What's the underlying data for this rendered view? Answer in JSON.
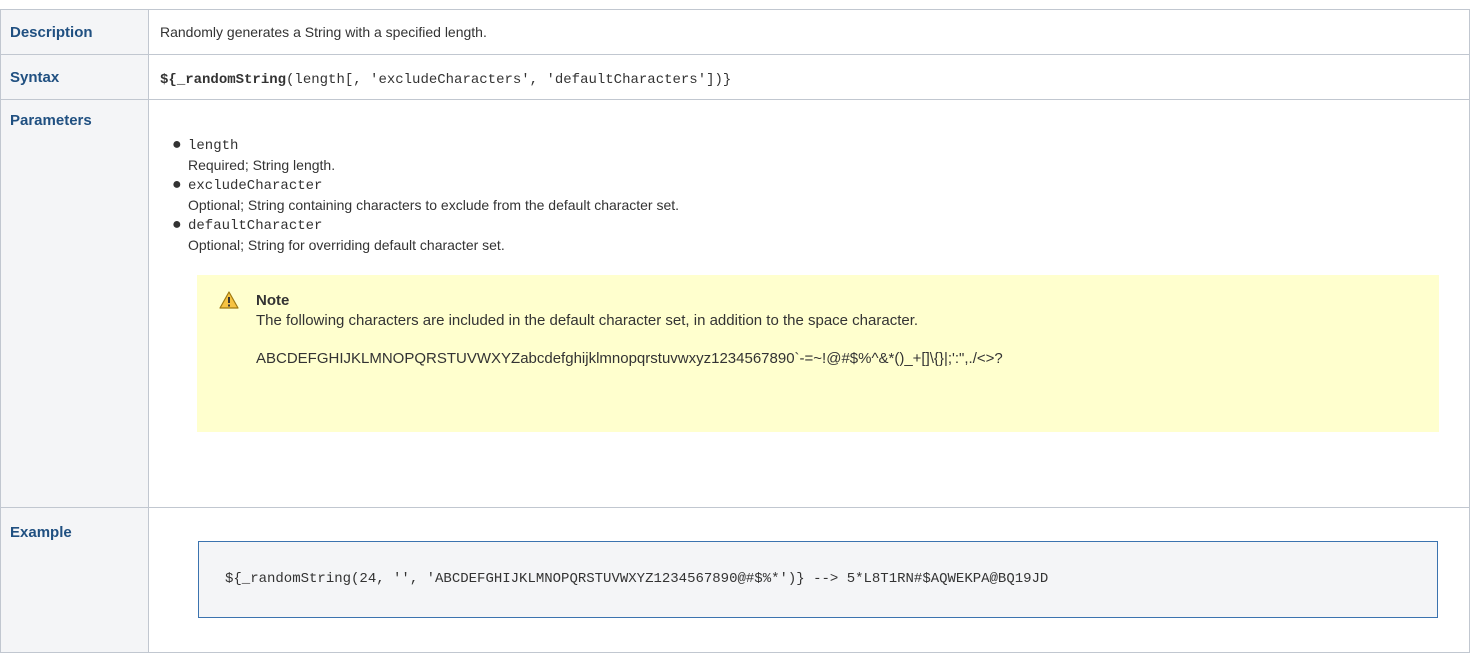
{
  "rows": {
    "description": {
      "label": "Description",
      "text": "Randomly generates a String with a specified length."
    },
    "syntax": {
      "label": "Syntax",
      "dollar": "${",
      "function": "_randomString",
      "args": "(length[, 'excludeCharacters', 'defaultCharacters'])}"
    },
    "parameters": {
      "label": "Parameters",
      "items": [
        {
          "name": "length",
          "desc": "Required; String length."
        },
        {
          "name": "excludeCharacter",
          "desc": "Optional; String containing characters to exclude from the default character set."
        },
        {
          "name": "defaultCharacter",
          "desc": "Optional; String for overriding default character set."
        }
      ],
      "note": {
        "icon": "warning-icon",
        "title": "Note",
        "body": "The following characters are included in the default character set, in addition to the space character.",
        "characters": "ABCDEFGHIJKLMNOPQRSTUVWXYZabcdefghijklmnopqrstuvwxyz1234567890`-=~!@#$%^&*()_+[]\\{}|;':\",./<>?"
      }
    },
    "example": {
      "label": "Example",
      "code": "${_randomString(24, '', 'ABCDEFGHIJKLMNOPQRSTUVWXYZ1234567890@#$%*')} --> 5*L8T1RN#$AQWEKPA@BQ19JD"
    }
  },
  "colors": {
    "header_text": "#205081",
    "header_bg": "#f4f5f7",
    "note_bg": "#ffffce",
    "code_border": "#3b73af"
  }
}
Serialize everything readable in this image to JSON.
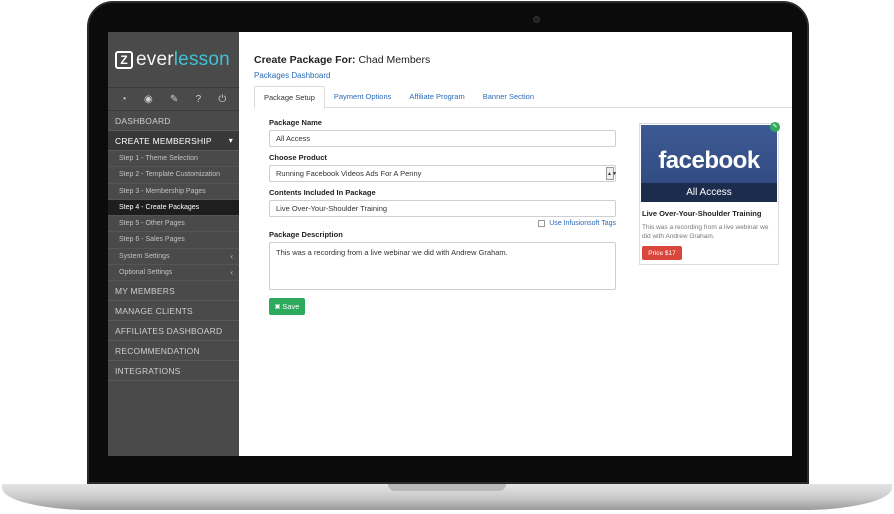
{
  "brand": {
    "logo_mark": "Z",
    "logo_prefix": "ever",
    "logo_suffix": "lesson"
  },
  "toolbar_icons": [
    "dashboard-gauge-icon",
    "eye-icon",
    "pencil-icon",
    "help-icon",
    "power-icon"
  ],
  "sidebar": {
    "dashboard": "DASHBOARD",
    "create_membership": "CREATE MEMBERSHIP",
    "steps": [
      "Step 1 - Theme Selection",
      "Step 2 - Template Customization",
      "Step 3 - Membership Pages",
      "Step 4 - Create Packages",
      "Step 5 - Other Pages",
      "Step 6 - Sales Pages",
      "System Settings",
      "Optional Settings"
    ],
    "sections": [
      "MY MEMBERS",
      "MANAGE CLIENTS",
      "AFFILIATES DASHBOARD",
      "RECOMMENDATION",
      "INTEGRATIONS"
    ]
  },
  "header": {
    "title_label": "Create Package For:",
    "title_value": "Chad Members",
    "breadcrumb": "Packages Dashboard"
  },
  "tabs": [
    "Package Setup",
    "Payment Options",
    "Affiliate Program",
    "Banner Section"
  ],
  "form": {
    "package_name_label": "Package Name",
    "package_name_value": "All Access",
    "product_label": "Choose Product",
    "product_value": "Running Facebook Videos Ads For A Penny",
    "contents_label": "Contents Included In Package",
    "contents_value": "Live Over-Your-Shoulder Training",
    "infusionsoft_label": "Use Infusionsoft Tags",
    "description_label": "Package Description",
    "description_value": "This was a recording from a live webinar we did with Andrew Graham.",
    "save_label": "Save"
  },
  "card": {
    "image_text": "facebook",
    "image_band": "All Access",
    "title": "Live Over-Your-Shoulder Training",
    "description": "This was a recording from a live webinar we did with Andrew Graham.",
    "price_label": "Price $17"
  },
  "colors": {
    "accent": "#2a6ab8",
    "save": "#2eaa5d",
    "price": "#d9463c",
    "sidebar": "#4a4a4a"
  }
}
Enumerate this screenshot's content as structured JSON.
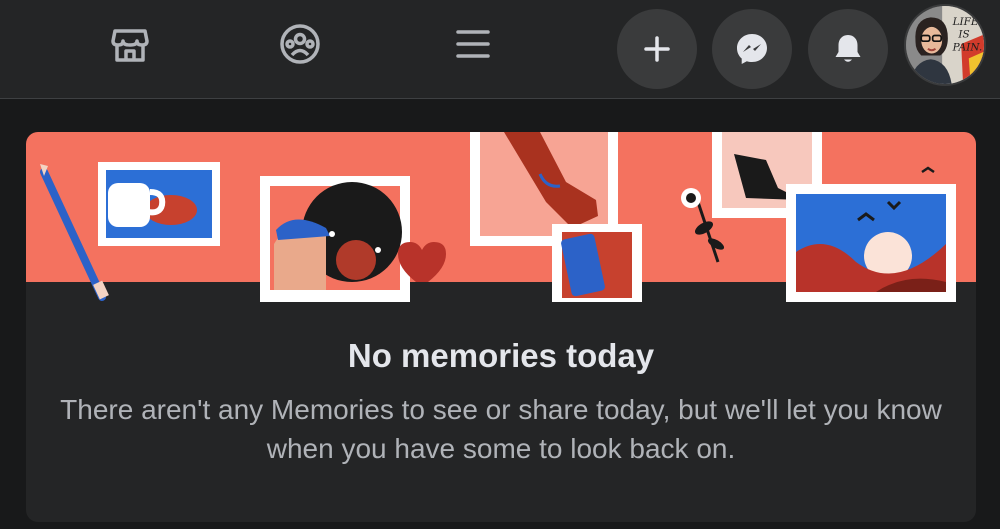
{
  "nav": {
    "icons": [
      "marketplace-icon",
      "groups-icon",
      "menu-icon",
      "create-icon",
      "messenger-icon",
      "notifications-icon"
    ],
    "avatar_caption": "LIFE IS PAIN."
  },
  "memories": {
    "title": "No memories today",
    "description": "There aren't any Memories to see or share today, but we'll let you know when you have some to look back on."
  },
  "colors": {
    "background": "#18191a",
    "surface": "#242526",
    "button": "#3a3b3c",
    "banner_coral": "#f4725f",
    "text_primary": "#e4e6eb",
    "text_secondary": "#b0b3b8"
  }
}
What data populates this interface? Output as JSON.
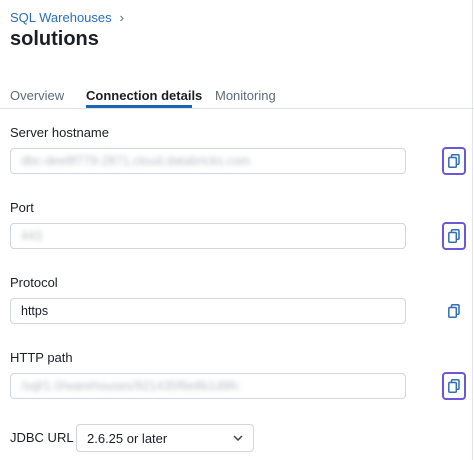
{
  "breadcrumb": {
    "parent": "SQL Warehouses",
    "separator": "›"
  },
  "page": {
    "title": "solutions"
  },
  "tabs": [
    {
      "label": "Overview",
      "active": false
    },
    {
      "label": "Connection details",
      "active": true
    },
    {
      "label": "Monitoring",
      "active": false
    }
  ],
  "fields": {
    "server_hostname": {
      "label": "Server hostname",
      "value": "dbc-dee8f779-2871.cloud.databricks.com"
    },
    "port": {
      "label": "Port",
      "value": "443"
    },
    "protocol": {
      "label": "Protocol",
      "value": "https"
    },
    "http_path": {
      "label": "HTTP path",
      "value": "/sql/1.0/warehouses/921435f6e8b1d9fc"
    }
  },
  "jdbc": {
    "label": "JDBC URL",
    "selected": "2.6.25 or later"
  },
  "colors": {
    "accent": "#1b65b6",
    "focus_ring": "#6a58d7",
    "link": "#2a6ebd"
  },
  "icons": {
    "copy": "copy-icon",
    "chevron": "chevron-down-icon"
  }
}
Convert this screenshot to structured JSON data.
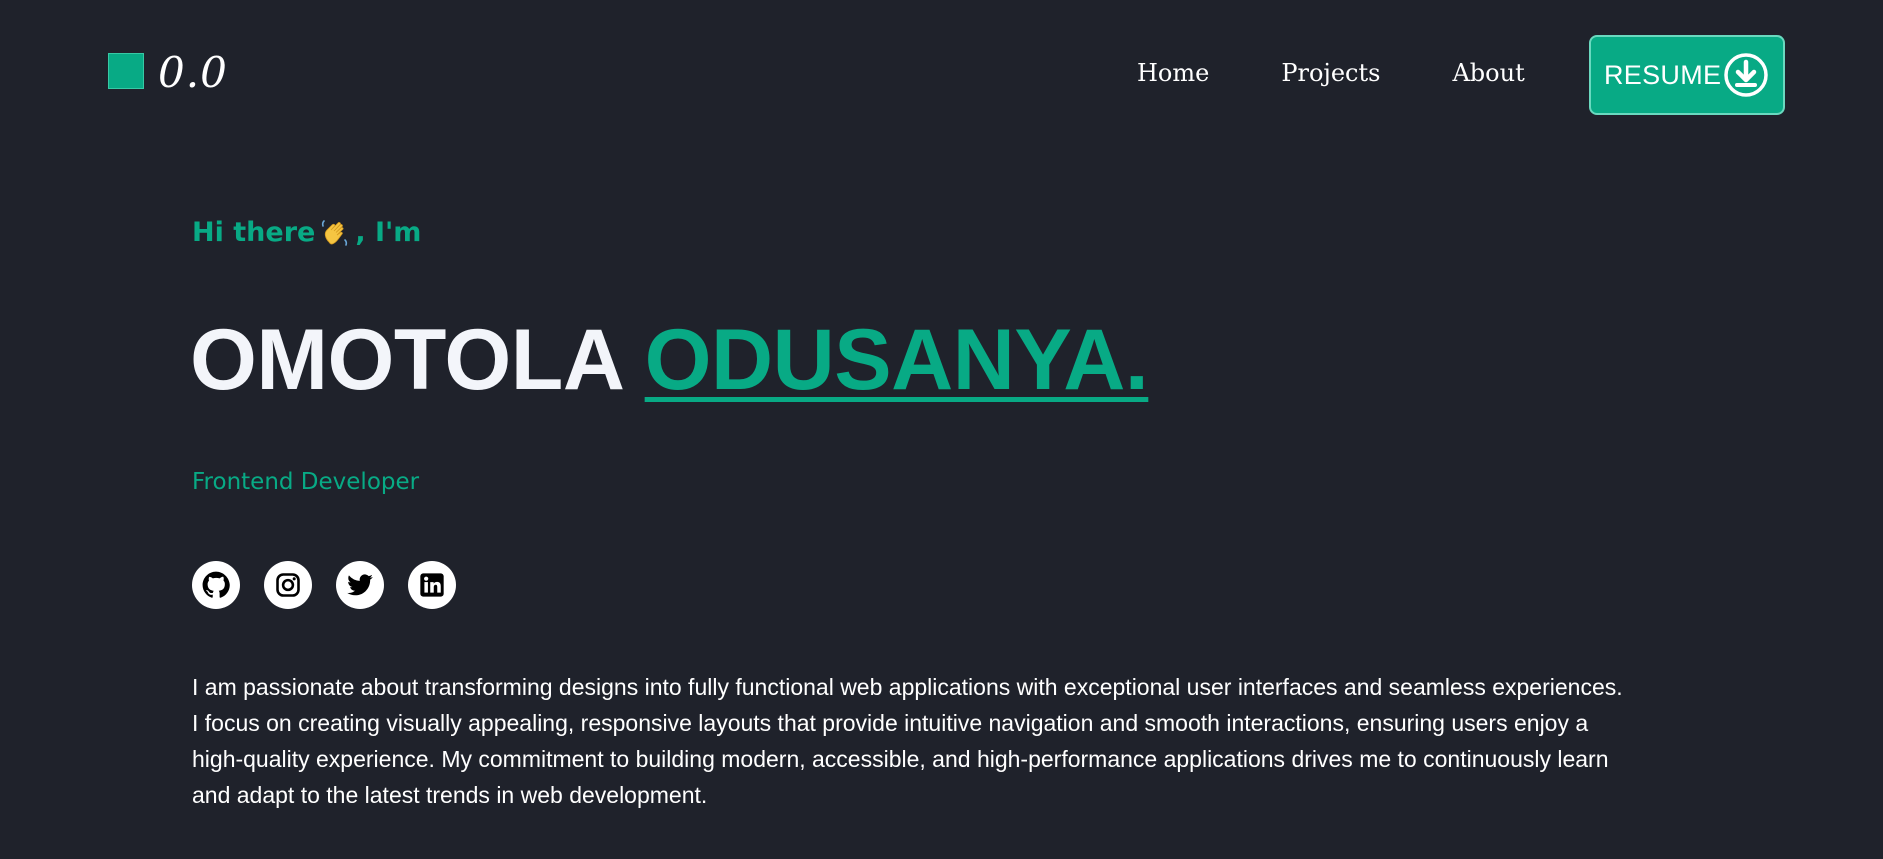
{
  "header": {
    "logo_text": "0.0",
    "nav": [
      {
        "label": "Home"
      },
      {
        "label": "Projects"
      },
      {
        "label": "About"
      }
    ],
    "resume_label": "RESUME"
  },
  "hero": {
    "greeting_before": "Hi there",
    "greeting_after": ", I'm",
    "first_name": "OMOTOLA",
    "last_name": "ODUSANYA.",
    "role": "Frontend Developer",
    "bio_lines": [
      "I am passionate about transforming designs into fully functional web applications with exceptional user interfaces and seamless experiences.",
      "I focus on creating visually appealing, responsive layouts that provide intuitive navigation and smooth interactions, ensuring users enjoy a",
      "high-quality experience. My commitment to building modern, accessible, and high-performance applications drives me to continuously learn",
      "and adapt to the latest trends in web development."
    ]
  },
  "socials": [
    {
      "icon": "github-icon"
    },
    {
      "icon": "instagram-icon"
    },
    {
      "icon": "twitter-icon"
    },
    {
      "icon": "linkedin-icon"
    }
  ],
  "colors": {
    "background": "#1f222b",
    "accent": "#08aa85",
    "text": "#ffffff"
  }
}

--------

### DIRECTION
Going through the lines above one by one, tally those with the word "today" and give only the total.

### WRITTEN SOLUTION
2